= 本文 =
········

心の病気の人の心を受け止める事は、普通の人にはとても難しいことです。
その人が、どうして、どのように苦しいのかをあなたが理解する事は困難だとおもいます。
最初は理解する事ができなくても、理解するふりをすることはできます。
それは、相手の言う事を言ったまま相手に返してあげることです。
「死にたい」
と相手が言えば
「そう、死にたいの」
と言えればいいのですが、普通の人にはこれはできません。こう答えると、死にたい相手の気持ちを理解したことになってしまうからです。
私ならせいぜい「死にたいほど苦しいのですね。」程度にしか答えられないと思います。
これなら、「死にたい気持ちまでは理解できないけれど、苦しいという感情はわかります。」
と答えていることになります。
このように極端な例ではなくて、相手の言う事を言ったまま相手に返してあげることは、例えば、「疲れている」と相手が言えば、
「疲れているのね」とこちらから言うだけでなのです。
こう答えられたら、相手はどう思うでしょうか?
少なくとも、自分が相手の気持ちを受け取ってくれていることは相手に伝わります。
それが相手に伝われば、相手のほうも、自分は一人でないことがわかって少しだけ安心するかもしれません。

········

= 提供資料 =
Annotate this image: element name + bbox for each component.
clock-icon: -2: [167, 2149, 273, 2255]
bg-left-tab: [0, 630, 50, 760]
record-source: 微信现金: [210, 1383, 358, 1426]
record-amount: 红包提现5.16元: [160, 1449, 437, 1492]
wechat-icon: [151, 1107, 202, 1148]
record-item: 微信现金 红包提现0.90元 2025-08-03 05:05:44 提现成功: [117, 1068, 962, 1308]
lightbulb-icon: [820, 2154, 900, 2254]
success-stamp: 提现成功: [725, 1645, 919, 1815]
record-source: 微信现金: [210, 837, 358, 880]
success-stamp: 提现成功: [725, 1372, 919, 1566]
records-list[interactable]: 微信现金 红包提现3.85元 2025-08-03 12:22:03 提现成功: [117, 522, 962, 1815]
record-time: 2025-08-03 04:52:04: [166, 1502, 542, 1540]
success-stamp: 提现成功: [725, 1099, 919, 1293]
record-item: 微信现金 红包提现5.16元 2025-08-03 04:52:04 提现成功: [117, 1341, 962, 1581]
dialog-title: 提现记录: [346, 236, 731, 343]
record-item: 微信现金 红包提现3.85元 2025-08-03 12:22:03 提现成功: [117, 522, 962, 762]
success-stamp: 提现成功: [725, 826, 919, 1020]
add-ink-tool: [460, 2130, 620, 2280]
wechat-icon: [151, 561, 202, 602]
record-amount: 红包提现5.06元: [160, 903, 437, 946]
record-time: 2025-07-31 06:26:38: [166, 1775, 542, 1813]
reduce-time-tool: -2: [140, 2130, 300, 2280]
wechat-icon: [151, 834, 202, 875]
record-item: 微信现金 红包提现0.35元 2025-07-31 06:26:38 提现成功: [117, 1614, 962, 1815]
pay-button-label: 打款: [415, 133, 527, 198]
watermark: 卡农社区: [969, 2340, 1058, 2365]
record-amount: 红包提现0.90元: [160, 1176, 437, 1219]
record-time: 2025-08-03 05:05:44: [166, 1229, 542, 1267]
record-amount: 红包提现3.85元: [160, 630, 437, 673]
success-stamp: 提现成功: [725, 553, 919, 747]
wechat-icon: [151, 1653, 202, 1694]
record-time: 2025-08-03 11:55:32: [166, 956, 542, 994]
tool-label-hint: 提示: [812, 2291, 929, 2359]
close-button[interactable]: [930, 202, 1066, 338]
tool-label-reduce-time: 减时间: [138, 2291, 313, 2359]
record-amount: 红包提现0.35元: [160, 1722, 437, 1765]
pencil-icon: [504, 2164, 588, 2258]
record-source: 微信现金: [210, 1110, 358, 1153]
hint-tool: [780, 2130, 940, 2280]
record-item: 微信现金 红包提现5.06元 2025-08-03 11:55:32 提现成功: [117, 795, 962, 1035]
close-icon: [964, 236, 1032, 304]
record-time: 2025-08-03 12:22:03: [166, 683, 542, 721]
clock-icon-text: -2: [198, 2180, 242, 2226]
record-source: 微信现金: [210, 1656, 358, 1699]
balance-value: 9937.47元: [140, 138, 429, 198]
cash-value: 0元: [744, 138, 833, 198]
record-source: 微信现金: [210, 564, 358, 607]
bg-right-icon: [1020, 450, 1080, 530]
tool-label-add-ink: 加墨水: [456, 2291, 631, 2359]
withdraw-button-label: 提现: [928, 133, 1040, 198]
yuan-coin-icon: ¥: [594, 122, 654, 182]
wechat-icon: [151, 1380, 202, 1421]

········

= 取り組む課題 =
• a. 心の病気の人との接し方の文章から、「最初は理解する事ができなくても、理解するふりをすることはできます。」で始まり「こう答えられたら、相手はどう思うでしょうか?」で終わる部分をそのまま書き写してください。
• b. 次の(i)〜(iii)が心の病気の人との接し方の文章の内容と合っているか、それぞれ「はい」か「いいえ」で答え、決め手となる文章中の言葉をそのまま引用してください。
(i) 普通の人でも「そう、死にたいの」と答えるのは簡単だと書かれている。
(ii) 筆者は、自分なら「死にたいほど苦しいのですね。」くらいの答えしかできないと思っている。
(iii) 相手の言葉をそのまま返せば、相手は必ず安心すると書かれている。
• c. 心の病気の人との接し方の文章を、最後の文のあとから書き進めてください。
一覧はここでは使いません。

= 解答一覧 =
• a.
最初は理解する事ができなくても、理解するふりをすることはできます。
それは、相手の言う事を言ったまま相手に返してあげることです。
「死にたい」
と相手が言えば
「そう、死にたいの」
と言えればいいのですが、普通の人にはこれはできません。こう答えると、死にたい相手の気持ちを理解したことになってしまうからです。
私ならせいぜい「死にたいほど苦しいのですね。」程度にしか答えられないと思います。
これなら、「死にたい気持ちまでは理解できないけれど、苦しいという感情はわかります。」
と答えていることになります。
このように極端な例ではなくて、相手の言う事を言ったまま相手に返してあげることは、例えば、「疲れている」と相手が言えば、
「疲れているのね」とこちらから言うだけでなのです。
こう答えられたら、相手はどう思うでしょうか?

• b.
(i) いいえ。「普通の人にはこれはできません。」
(ii) はい。「程度にしか答えられないと思います。」
(iii) いいえ。「少しだけ安心するかもしれません。」

• c.
誰かの話しを、無条件に相手に返してあげることができたら、
それは、相手の気持ちを、無条件に受け入れることができることを示す事です。
さらに、相手の気持ちを
「その疲れている感覚は、もう今はなにも考えることもできなくて、何もやる気が出ないことなのよね。」
と具体的に言ってあげれて、その言葉に対して相手が、
「そんな感じです」
と答えてくれるようになると、あなたとその人との信頼関係はかなり深まっていきます。
そうなると、閉ざしていた心を開いてくれるかもしれません。
さらに、もし、あなたが、「xxxじゃないといけない」とか「yyyをしなさい。」なんてお説教じみたことを一切しなければもっと安心して話してくると思います。
「あなたはzzzなのね」とかの一方的な批判をしなければ、どんなことでも話してくれると思います。
そんな存在にあなたがなれたら、あなたは、その人を無条件に、無批判に受け止めてあげる事ができる人です。
そんな人に受け止めてもらえた人は、ありのままの自分が誰かに受け止められることを実感します。そして、少なくとも死にたいなどとは言わなくなるみたいです。どんな人でも誰かとのつながりがあれば、人は人の中にいることに安心して、誰もいないところへ行こうとはしないものですから。